WORK INSTRUCTIONS ▸ Retype the lines from the beginning of the records through the line containing "x-tick-label: 22 Jul", including that line.
═══ DATA RECORDS
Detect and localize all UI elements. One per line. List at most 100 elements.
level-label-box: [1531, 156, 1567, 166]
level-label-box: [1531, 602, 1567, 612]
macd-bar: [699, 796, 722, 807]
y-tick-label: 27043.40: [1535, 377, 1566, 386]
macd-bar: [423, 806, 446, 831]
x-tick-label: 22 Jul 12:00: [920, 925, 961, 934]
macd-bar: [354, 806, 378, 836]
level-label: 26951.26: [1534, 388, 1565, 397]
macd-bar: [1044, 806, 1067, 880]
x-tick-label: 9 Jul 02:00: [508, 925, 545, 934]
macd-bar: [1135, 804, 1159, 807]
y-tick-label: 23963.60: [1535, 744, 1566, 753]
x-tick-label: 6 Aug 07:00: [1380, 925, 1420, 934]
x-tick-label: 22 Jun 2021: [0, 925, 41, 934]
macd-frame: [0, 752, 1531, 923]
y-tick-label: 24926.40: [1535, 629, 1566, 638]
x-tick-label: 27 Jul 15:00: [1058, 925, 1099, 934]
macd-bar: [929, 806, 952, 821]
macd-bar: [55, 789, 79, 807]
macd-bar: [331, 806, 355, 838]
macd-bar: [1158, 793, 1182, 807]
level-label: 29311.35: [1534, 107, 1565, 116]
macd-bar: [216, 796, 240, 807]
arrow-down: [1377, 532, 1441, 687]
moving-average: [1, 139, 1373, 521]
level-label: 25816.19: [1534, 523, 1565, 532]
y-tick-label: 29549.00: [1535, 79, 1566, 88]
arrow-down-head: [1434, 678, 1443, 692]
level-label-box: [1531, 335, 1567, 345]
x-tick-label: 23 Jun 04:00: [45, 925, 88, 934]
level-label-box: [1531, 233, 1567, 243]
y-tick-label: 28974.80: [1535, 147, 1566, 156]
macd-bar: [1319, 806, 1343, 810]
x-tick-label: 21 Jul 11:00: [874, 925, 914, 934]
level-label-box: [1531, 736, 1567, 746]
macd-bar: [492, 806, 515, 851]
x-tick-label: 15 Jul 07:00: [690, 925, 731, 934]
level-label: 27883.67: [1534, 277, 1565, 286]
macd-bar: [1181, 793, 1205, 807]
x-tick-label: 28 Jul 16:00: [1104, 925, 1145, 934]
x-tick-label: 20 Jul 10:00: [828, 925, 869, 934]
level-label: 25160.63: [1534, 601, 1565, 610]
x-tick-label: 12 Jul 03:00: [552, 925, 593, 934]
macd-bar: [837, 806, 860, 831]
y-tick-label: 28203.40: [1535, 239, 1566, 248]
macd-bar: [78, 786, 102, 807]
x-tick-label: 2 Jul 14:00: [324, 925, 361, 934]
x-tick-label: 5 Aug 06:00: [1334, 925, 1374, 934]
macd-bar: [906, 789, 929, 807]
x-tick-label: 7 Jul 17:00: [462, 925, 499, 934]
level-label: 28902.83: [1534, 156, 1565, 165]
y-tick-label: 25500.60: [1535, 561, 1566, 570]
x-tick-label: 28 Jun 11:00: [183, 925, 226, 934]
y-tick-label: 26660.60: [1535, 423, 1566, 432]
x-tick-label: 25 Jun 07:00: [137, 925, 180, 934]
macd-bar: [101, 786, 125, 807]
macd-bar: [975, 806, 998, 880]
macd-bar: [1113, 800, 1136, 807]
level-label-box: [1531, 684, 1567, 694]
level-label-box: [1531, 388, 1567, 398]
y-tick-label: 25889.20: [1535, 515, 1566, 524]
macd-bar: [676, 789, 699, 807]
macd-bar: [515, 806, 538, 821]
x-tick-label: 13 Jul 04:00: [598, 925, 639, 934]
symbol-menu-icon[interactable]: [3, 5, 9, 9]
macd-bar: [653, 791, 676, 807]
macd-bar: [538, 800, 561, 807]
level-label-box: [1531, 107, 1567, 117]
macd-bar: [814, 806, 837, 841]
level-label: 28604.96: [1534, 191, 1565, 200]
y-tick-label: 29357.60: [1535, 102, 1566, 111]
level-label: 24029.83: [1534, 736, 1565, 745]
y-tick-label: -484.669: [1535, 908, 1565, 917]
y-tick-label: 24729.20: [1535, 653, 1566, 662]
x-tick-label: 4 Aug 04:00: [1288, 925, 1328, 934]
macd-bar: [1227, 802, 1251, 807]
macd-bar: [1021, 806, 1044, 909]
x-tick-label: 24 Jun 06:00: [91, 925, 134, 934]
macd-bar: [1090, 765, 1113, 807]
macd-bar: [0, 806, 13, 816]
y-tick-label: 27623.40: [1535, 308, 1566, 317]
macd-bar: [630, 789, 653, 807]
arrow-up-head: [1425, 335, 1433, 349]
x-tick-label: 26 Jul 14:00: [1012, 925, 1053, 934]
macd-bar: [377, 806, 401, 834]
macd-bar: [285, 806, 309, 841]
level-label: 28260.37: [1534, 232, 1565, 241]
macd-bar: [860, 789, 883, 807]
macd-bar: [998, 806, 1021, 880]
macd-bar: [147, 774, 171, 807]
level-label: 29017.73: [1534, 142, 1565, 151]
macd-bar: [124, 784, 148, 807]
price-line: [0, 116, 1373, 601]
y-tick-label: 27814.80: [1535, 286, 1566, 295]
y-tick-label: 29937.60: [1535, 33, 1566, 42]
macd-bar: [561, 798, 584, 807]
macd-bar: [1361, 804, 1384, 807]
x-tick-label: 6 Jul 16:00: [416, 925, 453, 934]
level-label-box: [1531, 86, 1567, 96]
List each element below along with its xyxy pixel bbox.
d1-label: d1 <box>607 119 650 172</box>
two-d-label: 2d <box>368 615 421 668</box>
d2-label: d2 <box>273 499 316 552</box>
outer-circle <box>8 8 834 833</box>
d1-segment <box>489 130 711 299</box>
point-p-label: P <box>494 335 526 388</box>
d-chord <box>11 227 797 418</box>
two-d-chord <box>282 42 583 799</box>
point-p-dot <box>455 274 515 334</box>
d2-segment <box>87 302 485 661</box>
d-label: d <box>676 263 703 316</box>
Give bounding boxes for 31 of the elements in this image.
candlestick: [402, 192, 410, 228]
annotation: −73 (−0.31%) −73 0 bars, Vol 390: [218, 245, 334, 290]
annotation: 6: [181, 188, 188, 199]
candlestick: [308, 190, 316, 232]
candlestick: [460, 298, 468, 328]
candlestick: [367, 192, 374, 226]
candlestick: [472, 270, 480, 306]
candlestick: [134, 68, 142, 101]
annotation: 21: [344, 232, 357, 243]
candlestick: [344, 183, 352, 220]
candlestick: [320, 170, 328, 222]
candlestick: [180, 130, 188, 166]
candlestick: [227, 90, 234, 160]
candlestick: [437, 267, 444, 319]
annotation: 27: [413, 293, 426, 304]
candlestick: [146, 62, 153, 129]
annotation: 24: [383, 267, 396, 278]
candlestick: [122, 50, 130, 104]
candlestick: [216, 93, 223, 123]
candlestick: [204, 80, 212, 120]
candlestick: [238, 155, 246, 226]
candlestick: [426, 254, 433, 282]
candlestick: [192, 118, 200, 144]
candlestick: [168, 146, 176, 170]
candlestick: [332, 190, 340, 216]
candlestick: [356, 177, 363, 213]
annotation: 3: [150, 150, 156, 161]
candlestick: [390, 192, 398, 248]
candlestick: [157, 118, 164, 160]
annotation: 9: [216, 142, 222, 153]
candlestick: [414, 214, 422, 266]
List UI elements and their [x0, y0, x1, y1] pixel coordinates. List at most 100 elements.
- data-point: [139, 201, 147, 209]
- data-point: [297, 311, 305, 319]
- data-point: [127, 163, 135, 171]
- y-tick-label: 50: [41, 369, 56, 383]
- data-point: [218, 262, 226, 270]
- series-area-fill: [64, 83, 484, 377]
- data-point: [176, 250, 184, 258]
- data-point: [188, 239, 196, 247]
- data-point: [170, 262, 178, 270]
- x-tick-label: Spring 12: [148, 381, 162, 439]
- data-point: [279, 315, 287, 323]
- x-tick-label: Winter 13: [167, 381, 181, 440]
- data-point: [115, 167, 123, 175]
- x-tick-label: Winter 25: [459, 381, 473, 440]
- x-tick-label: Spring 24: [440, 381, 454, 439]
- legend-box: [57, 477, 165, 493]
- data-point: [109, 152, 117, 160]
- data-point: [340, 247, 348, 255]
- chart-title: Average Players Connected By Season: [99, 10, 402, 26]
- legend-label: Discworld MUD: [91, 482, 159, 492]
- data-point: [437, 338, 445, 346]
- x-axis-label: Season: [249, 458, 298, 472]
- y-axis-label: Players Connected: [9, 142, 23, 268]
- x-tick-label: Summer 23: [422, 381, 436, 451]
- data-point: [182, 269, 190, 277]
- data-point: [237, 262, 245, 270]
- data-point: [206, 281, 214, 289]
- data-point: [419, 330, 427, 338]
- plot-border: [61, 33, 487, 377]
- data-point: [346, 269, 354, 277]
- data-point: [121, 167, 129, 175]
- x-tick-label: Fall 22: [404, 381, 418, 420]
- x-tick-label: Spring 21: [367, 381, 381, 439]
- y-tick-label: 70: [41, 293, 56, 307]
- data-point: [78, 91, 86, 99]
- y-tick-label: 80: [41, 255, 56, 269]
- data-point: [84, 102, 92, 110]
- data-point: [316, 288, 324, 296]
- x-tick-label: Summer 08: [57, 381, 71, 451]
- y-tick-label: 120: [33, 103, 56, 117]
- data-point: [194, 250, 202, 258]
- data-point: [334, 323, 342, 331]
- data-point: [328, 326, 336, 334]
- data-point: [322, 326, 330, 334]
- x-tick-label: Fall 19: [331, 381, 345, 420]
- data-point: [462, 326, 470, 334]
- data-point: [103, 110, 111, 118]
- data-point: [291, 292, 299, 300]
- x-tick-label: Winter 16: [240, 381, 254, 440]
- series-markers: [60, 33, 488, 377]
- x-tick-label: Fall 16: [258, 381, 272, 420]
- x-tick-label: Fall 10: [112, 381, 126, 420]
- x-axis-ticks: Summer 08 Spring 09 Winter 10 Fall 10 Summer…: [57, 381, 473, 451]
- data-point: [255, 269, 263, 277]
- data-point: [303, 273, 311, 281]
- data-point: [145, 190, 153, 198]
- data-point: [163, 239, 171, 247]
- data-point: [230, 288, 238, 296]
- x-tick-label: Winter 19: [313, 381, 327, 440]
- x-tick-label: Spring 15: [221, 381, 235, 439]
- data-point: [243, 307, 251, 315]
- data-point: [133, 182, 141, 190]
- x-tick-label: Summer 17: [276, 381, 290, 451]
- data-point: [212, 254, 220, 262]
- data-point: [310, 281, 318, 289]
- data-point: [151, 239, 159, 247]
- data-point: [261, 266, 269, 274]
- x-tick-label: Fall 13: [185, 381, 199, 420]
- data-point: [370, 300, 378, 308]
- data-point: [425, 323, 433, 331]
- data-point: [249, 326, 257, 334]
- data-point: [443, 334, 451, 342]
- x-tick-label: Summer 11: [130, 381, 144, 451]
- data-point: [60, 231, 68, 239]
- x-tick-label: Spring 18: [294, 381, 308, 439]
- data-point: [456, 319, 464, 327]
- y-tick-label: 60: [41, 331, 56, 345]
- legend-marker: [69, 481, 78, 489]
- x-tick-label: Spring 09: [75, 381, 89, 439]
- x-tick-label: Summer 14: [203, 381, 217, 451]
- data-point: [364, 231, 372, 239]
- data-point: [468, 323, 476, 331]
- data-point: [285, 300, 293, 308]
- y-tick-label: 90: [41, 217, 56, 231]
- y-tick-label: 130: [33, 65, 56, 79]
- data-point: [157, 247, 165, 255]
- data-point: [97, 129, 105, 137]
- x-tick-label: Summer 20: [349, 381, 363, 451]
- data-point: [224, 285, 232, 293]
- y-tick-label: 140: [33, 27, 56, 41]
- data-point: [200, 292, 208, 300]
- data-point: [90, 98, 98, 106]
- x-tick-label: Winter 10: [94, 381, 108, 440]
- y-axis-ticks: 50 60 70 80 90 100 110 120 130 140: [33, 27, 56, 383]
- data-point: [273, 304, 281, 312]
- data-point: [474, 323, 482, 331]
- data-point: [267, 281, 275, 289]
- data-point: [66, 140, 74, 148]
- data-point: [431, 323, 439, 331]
══════
RESULT ▸
Detect and localize all UI elements. One per line. List at most 100 elements.
level-label-box: [1531, 156, 1567, 166]
level-label-box: [1531, 602, 1567, 612]
macd-bar: [699, 796, 722, 807]
y-tick-label: 27043.40: [1535, 377, 1566, 386]
macd-bar: [423, 806, 446, 831]
x-tick-label: 22 Jul 12:00: [920, 925, 961, 934]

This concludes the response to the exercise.